#### DATA ROWS ####

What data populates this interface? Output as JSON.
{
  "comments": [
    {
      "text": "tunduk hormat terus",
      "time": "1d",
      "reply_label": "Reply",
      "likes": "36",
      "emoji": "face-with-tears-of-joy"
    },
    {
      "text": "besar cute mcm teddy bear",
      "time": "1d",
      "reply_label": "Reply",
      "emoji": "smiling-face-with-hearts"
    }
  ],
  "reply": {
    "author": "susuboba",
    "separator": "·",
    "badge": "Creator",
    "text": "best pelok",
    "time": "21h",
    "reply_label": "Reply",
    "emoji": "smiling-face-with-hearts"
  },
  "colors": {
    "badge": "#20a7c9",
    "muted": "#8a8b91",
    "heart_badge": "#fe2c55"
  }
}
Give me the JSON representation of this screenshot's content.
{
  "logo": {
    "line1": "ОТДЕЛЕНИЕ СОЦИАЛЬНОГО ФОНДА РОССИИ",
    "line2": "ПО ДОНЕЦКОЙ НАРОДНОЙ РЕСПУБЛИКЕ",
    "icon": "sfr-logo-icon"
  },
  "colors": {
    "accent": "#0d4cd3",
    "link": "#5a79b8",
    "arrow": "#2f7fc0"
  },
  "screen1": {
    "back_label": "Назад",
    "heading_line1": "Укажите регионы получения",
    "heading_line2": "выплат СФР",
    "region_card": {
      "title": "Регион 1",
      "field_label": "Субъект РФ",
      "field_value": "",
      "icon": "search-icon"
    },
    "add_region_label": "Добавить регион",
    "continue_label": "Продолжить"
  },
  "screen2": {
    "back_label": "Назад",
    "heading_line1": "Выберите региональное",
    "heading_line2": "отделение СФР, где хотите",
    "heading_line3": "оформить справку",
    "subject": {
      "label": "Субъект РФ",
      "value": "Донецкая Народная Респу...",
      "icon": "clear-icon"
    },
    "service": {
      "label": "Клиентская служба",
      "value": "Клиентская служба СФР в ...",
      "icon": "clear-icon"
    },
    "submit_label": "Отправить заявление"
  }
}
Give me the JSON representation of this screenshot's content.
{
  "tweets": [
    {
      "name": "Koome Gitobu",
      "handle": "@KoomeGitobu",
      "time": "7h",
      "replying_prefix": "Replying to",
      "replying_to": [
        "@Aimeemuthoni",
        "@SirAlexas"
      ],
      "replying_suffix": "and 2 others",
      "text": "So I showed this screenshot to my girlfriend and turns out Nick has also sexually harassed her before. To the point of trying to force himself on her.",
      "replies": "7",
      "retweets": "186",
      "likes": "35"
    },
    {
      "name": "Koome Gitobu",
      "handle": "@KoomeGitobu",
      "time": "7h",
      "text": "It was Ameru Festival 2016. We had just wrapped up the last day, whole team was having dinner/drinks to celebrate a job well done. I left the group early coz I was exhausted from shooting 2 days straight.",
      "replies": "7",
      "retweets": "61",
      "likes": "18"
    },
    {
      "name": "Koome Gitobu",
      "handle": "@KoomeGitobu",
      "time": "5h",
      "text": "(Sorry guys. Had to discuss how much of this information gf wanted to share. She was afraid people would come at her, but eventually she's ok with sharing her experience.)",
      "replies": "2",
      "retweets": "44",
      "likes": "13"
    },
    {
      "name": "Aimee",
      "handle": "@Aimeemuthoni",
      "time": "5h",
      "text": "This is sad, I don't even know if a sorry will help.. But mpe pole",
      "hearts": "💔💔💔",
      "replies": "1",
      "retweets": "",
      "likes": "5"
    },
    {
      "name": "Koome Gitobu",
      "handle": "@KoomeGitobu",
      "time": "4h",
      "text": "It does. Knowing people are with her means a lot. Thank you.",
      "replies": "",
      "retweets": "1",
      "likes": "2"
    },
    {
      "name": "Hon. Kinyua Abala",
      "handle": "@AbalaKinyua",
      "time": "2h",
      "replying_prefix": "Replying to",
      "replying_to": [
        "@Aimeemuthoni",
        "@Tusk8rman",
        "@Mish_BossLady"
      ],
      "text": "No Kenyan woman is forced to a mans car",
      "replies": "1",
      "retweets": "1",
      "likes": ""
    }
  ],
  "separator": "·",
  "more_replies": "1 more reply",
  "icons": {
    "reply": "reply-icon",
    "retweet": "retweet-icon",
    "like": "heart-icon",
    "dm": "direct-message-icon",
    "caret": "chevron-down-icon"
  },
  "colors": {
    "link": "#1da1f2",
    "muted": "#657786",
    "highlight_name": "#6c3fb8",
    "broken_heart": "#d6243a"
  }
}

####

▶ _YOUR INSTRUCTIONS_: Return every line of the material exactly.

▶ _EXERCISE SOLUTION_:
What data populates this interface? Output as JSON.
{
  "comments": [
    {
      "text": "tunduk hormat terus",
      "time": "1d",
      "reply_label": "Reply",
      "likes": "36",
      "emoji": "face-with-tears-of-joy"
    },
    {
      "text": "besar cute mcm teddy bear",
      "time": "1d",
      "reply_label": "Reply",
      "emoji": "smiling-face-with-hearts"
    }
  ],
  "reply": {
    "author": "susuboba",
    "separator": "·",
    "badge": "Creator",
    "text": "best pelok",
    "time": "21h",
    "reply_label": "Reply",
    "emoji": "smiling-face-with-hearts"
  },
  "colors": {
    "badge": "#20a7c9",
    "muted": "#8a8b91",
    "heart_badge": "#fe2c55"
  }
}
Give me the JSON representation of this screenshot's content.
{
  "logo": {
    "line1": "ОТДЕЛЕНИЕ СОЦИАЛЬНОГО ФОНДА РОССИИ",
    "line2": "ПО ДОНЕЦКОЙ НАРОДНОЙ РЕСПУБЛИКЕ",
    "icon": "sfr-logo-icon"
  },
  "colors": {
    "accent": "#0d4cd3",
    "link": "#5a79b8",
    "arrow": "#2f7fc0"
  },
  "screen1": {
    "back_label": "Назад",
    "heading_line1": "Укажите регионы получения",
    "heading_line2": "выплат СФР",
    "region_card": {
      "title": "Регион 1",
      "field_label": "Субъект РФ",
      "field_value": "",
      "icon": "search-icon"
    },
    "add_region_label": "Добавить регион",
    "continue_label": "Продолжить"
  },
  "screen2": {
    "back_label": "Назад",
    "heading_line1": "Выберите региональное",
    "heading_line2": "отделение СФР, где хотите",
    "heading_line3": "оформить справку",
    "subject": {
      "label": "Субъект РФ",
      "value": "Донецкая Народная Респу...",
      "icon": "clear-icon"
    },
    "service": {
      "label": "Клиентская служба",
      "value": "Клиентская служба СФР в ...",
      "icon": "clear-icon"
    },
    "submit_label": "Отправить заявление"
  }
}
Give me the JSON representation of this screenshot's content.
{
  "tweets": [
    {
      "name": "Koome Gitobu",
      "handle": "@KoomeGitobu",
      "time": "7h",
      "replying_prefix": "Replying to",
      "replying_to": [
        "@Aimeemuthoni",
        "@SirAlexas"
      ],
      "replying_suffix": "and 2 others",
      "text": "So I showed this screenshot to my girlfriend and turns out Nick has also sexually harassed her before. To the point of trying to force himself on her.",
      "replies": "7",
      "retweets": "186",
      "likes": "35"
    },
    {
      "name": "Koome Gitobu",
      "handle": "@KoomeGitobu",
      "time": "7h",
      "text": "It was Ameru Festival 2016. We had just wrapped up the last day, whole team was having dinner/drinks to celebrate a job well done. I left the group early coz I was exhausted from shooting 2 days straight.",
      "replies": "7",
      "retweets": "61",
      "likes": "18"
    },
    {
      "name": "Koome Gitobu",
      "handle": "@KoomeGitobu",
      "time": "5h",
      "text": "(Sorry guys. Had to discuss how much of this information gf wanted to share. She was afraid people would come at her, but eventually she's ok with sharing her experience.)",
      "replies": "2",
      "retweets": "44",
      "likes": "13"
    },
    {
      "name": "Aimee",
      "handle": "@Aimeemuthoni",
      "time": "5h",
      "text": "This is sad, I don't even know if a sorry will help.. But mpe pole",
      "hearts": "💔💔💔",
      "replies": "1",
      "retweets": "",
      "likes": "5"
    },
    {
      "name": "Koome Gitobu",
      "handle": "@KoomeGitobu",
      "time": "4h",
      "text": "It does. Knowing people are with her means a lot. Thank you.",
      "replies": "",
      "retweets": "1",
      "likes": "2"
    },
    {
      "name": "Hon. Kinyua Abala",
      "handle": "@AbalaKinyua",
      "time": "2h",
      "replying_prefix": "Replying to",
      "replying_to": [
        "@Aimeemuthoni",
        "@Tusk8rman",
        "@Mish_BossLady"
      ],
      "text": "No Kenyan woman is forced to a mans car",
      "replies": "1",
      "retweets": "1",
      "likes": ""
    }
  ],
  "separator": "·",
  "more_replies": "1 more reply",
  "icons": {
    "reply": "reply-icon",
    "retweet": "retweet-icon",
    "like": "heart-icon",
    "dm": "direct-message-icon",
    "caret": "chevron-down-icon"
  },
  "colors": {
    "link": "#1da1f2",
    "muted": "#657786",
    "highlight_name": "#6c3fb8",
    "broken_heart": "#d6243a"
  }
}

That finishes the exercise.